## Work required
Find the string "content" in the records. Copy every line it appears in.

Source data
- - - -
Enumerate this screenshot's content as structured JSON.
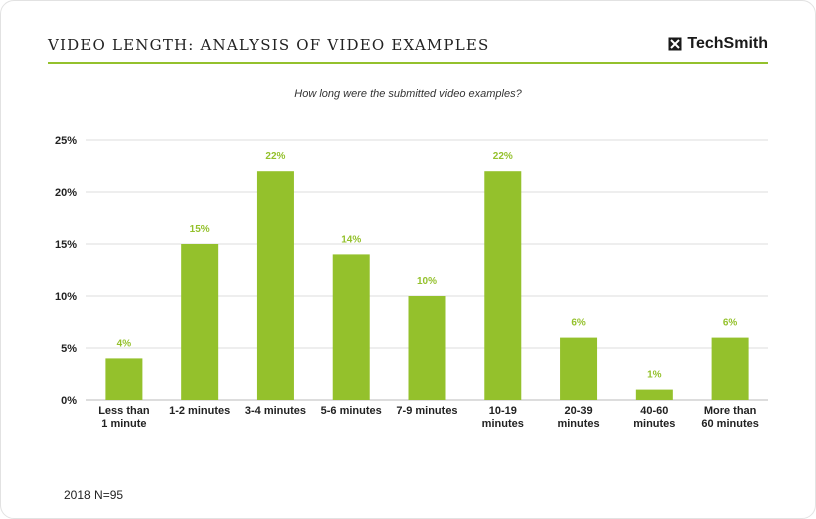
{
  "header": {
    "title": "VIDEO LENGTH: ANALYSIS OF VIDEO EXAMPLES",
    "brand": "TechSmith",
    "brand_icon": "techsmith-logo-icon"
  },
  "colors": {
    "bar": "#94c12c",
    "rule": "#94c12c",
    "grid": "#dcdcdc"
  },
  "footnote": "2018 N=95",
  "chart_data": {
    "type": "bar",
    "title": "How long were the submitted video examples?",
    "categories": [
      [
        "Less than",
        "1 minute"
      ],
      [
        "1-2 minutes"
      ],
      [
        "3-4 minutes"
      ],
      [
        "5-6 minutes"
      ],
      [
        "7-9 minutes"
      ],
      [
        "10-19",
        "minutes"
      ],
      [
        "20-39",
        "minutes"
      ],
      [
        "40-60",
        "minutes"
      ],
      [
        "More than",
        "60 minutes"
      ]
    ],
    "values": [
      4,
      15,
      22,
      14,
      10,
      22,
      6,
      1,
      6
    ],
    "data_labels": [
      "4%",
      "15%",
      "22%",
      "14%",
      "10%",
      "22%",
      "6%",
      "1%",
      "6%"
    ],
    "ylim": [
      0,
      25
    ],
    "yticks": [
      0,
      5,
      10,
      15,
      20,
      25
    ],
    "ytick_labels": [
      "0%",
      "5%",
      "10%",
      "15%",
      "20%",
      "25%"
    ],
    "grid": true,
    "xlabel": "",
    "ylabel": ""
  }
}
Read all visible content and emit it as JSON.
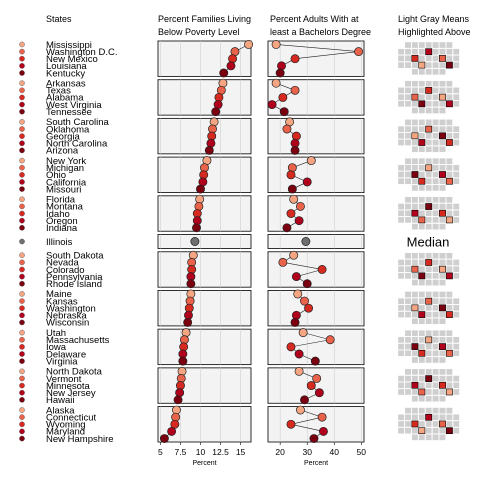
- - - -
## Response below
Enumerate this screenshot's content as structured JSON.
Read all visible content and emit it as JSON.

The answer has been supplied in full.